#### Task directions
Show all lines of the listing that hold the word "Windows".

#### Records provided
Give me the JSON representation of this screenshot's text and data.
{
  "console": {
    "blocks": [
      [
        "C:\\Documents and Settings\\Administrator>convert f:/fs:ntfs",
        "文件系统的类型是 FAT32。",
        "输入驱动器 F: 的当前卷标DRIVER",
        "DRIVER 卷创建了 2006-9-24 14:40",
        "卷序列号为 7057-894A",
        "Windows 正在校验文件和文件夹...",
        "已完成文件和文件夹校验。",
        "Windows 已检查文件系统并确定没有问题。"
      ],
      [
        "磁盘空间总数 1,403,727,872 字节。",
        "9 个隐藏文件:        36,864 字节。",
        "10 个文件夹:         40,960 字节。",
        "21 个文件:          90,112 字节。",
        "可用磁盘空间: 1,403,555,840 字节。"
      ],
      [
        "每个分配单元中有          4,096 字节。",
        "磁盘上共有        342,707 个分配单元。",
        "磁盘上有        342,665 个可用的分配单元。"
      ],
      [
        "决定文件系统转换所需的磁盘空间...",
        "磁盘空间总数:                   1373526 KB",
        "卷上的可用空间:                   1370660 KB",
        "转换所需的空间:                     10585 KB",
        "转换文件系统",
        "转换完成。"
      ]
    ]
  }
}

#### Complete answer
        "Windows 正在校验文件和文件夹...",
        "Windows 已检查文件系统并确定没有问题。"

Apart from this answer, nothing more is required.